- **Your objective**
Extract all records. Keep each one exact.

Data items
* Begin *
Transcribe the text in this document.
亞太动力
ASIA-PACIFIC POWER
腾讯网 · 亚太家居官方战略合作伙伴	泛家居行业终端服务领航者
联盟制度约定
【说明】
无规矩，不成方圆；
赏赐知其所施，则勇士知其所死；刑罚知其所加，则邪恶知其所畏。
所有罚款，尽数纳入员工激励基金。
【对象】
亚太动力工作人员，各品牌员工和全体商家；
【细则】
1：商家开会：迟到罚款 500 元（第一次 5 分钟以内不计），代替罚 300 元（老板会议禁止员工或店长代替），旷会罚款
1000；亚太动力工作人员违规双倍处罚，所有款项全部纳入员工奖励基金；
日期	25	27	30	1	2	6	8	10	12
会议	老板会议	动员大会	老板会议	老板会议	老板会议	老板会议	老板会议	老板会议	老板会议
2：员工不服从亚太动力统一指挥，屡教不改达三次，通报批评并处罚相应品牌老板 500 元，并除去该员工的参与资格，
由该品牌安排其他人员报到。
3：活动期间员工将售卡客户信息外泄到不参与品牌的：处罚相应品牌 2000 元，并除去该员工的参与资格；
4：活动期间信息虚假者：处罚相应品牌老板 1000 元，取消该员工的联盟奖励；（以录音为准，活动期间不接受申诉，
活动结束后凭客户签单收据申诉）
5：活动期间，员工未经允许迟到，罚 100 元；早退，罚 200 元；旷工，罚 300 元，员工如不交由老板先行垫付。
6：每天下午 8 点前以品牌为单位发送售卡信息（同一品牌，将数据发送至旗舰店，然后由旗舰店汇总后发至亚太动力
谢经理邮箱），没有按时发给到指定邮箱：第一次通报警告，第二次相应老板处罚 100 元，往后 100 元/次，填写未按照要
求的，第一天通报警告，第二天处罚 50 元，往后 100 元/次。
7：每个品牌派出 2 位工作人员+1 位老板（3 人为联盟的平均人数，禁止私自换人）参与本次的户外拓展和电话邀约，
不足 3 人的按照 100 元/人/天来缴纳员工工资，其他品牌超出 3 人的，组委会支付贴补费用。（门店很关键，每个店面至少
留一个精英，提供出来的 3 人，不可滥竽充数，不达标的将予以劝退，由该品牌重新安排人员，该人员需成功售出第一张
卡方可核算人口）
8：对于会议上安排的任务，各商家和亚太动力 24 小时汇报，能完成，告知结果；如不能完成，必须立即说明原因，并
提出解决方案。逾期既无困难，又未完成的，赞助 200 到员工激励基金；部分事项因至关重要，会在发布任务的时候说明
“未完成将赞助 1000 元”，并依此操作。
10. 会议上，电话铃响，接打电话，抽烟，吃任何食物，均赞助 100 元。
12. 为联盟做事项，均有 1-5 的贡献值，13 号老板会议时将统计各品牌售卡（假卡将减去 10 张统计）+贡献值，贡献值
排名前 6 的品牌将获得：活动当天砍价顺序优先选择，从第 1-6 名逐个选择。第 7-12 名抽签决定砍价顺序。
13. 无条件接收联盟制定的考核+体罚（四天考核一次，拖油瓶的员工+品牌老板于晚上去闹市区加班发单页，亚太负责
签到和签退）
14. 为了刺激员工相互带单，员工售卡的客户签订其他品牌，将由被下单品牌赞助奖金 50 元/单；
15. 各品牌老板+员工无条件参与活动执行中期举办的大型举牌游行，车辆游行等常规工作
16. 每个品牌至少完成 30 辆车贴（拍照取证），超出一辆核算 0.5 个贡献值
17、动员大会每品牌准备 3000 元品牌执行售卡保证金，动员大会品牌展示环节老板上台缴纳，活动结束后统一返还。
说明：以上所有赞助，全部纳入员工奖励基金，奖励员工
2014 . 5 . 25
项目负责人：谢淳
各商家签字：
* End *
- **Worked solution**
Transcribe the text in this document.
亞太动力
ASIA-PACIFIC POWER
腾讯网 · 亚太家居官方战略合作伙伴	泛家居行业终端服务领航者
联盟制度约定
【说明】
无规矩，不成方圆；
赏赐知其所施，则勇士知其所死；刑罚知其所加，则邪恶知其所畏。
所有罚款，尽数纳入员工激励基金。
【对象】
亚太动力工作人员，各品牌员工和全体商家；
【细则】
1：商家开会：迟到罚款 500 元（第一次 5 分钟以内不计），代替罚 300 元（老板会议禁止员工或店长代替），旷会罚款
1000；亚太动力工作人员违规双倍处罚，所有款项全部纳入员工奖励基金；
日期	25	27	30	1	2	6	8	10	12
会议	老板会议	动员大会	老板会议	老板会议	老板会议	老板会议	老板会议	老板会议	老板会议
2：员工不服从亚太动力统一指挥，屡教不改达三次，通报批评并处罚相应品牌老板 500 元，并除去该员工的参与资格，
由该品牌安排其他人员报到。
3：活动期间员工将售卡客户信息外泄到不参与品牌的：处罚相应品牌 2000 元，并除去该员工的参与资格；
4：活动期间信息虚假者：处罚相应品牌老板 1000 元，取消该员工的联盟奖励；（以录音为准，活动期间不接受申诉，
活动结束后凭客户签单收据申诉）
5：活动期间，员工未经允许迟到，罚 100 元；早退，罚 200 元；旷工，罚 300 元，员工如不交由老板先行垫付。
6：每天下午 8 点前以品牌为单位发送售卡信息（同一品牌，将数据发送至旗舰店，然后由旗舰店汇总后发至亚太动力
谢经理邮箱），没有按时发给到指定邮箱：第一次通报警告，第二次相应老板处罚 100 元，往后 100 元/次，填写未按照要
求的，第一天通报警告，第二天处罚 50 元，往后 100 元/次。
7：每个品牌派出 2 位工作人员+1 位老板（3 人为联盟的平均人数，禁止私自换人）参与本次的户外拓展和电话邀约，
不足 3 人的按照 100 元/人/天来缴纳员工工资，其他品牌超出 3 人的，组委会支付贴补费用。（门店很关键，每个店面至少
留一个精英，提供出来的 3 人，不可滥竽充数，不达标的将予以劝退，由该品牌重新安排人员，该人员需成功售出第一张
卡方可核算人口）
8：对于会议上安排的任务，各商家和亚太动力 24 小时汇报，能完成，告知结果；如不能完成，必须立即说明原因，并
提出解决方案。逾期既无困难，又未完成的，赞助 200 到员工激励基金；部分事项因至关重要，会在发布任务的时候说明
“未完成将赞助 1000 元”，并依此操作。
10. 会议上，电话铃响，接打电话，抽烟，吃任何食物，均赞助 100 元。
12. 为联盟做事项，均有 1-5 的贡献值，13 号老板会议时将统计各品牌售卡（假卡将减去 10 张统计）+贡献值，贡献值
排名前 6 的品牌将获得：活动当天砍价顺序优先选择，从第 1-6 名逐个选择。第 7-12 名抽签决定砍价顺序。
13. 无条件接收联盟制定的考核+体罚（四天考核一次，拖油瓶的员工+品牌老板于晚上去闹市区加班发单页，亚太负责
签到和签退）
14. 为了刺激员工相互带单，员工售卡的客户签订其他品牌，将由被下单品牌赞助奖金 50 元/单；
15. 各品牌老板+员工无条件参与活动执行中期举办的大型举牌游行，车辆游行等常规工作
16. 每个品牌至少完成 30 辆车贴（拍照取证），超出一辆核算 0.5 个贡献值
17、动员大会每品牌准备 3000 元品牌执行售卡保证金，动员大会品牌展示环节老板上台缴纳，活动结束后统一返还。
说明：以上所有赞助，全部纳入员工奖励基金，奖励员工
2014 . 5 . 25
项目负责人：谢淳
各商家签字：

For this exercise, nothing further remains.